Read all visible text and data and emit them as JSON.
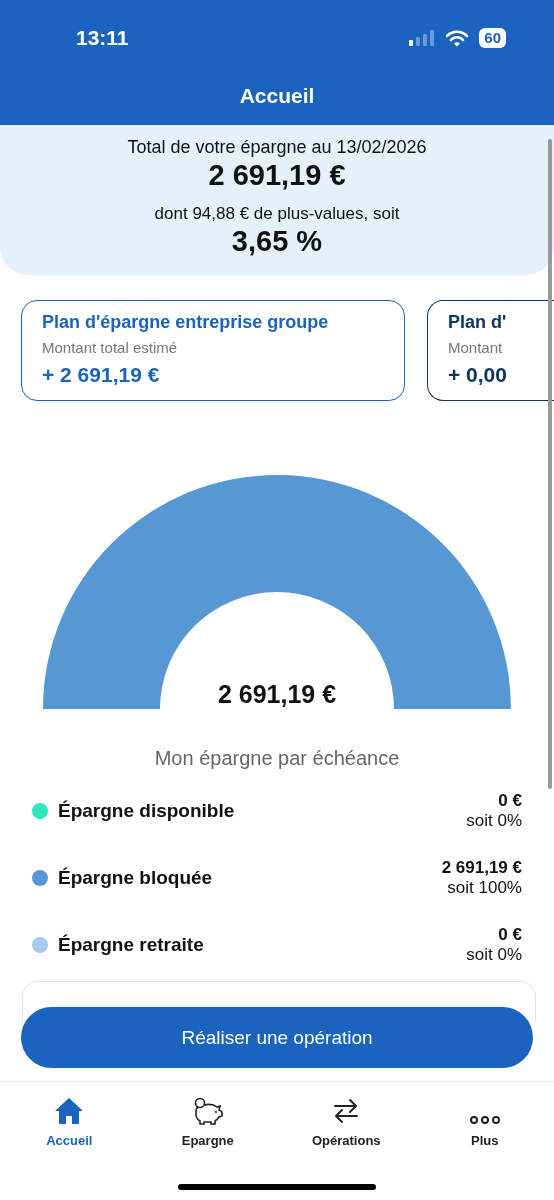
{
  "status_bar": {
    "time": "13:11",
    "battery": "60"
  },
  "header": {
    "title": "Accueil"
  },
  "summary": {
    "label": "Total de votre épargne au 13/02/2026",
    "total": "2 691,19 €",
    "gains_label": "dont 94,88 € de plus-values, soit",
    "gains_percent": "3,65 %"
  },
  "plans": [
    {
      "title": "Plan d'épargne entreprise groupe",
      "subtitle": "Montant total estimé",
      "amount": "+ 2 691,19 €",
      "clipped": false
    },
    {
      "title": "Plan d'",
      "subtitle": "Montant",
      "amount": "+ 0,00",
      "clipped": true
    }
  ],
  "gauge": {
    "center_value": "2 691,19 €",
    "caption": "Mon épargne par échéance"
  },
  "breakdown": [
    {
      "label": "Épargne disponible",
      "color": "#2ee6c0",
      "amount": "0 €",
      "share": "soit 0%"
    },
    {
      "label": "Épargne bloquée",
      "color": "#5598d4",
      "amount": "2 691,19 €",
      "share": "soit 100%"
    },
    {
      "label": "Épargne retraite",
      "color": "#a9cbeb",
      "amount": "0 €",
      "share": "soit 0%"
    }
  ],
  "action_button": "Réaliser une opération",
  "tabs": [
    {
      "label": "Accueil",
      "kind": "home",
      "selected": true
    },
    {
      "label": "Epargne",
      "kind": "piggy",
      "selected": false
    },
    {
      "label": "Opérations",
      "kind": "arrows",
      "selected": false
    },
    {
      "label": "Plus",
      "kind": "dots",
      "selected": false
    }
  ]
}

**Exercise details**
Leave the pictures out and copy the rest of the data exactly.

**Complete answer**
Read all visible text and data and emit them as JSON.
{
  "status_bar": {
    "time": "13:11",
    "battery": "60"
  },
  "header": {
    "title": "Accueil"
  },
  "summary": {
    "label": "Total de votre épargne au 13/02/2026",
    "total": "2 691,19 €",
    "gains_label": "dont 94,88 € de plus-values, soit",
    "gains_percent": "3,65 %"
  },
  "plans": [
    {
      "title": "Plan d'épargne entreprise groupe",
      "subtitle": "Montant total estimé",
      "amount": "+ 2 691,19 €",
      "clipped": false
    },
    {
      "title": "Plan d'",
      "subtitle": "Montant",
      "amount": "+ 0,00",
      "clipped": true
    }
  ],
  "gauge": {
    "center_value": "2 691,19 €",
    "caption": "Mon épargne par échéance"
  },
  "breakdown": [
    {
      "label": "Épargne disponible",
      "color": "#2ee6c0",
      "amount": "0 €",
      "share": "soit 0%"
    },
    {
      "label": "Épargne bloquée",
      "color": "#5598d4",
      "amount": "2 691,19 €",
      "share": "soit 100%"
    },
    {
      "label": "Épargne retraite",
      "color": "#a9cbeb",
      "amount": "0 €",
      "share": "soit 0%"
    }
  ],
  "action_button": "Réaliser une opération",
  "tabs": [
    {
      "label": "Accueil",
      "kind": "home",
      "selected": true
    },
    {
      "label": "Epargne",
      "kind": "piggy",
      "selected": false
    },
    {
      "label": "Opérations",
      "kind": "arrows",
      "selected": false
    },
    {
      "label": "Plus",
      "kind": "dots",
      "selected": false
    }
  ]
}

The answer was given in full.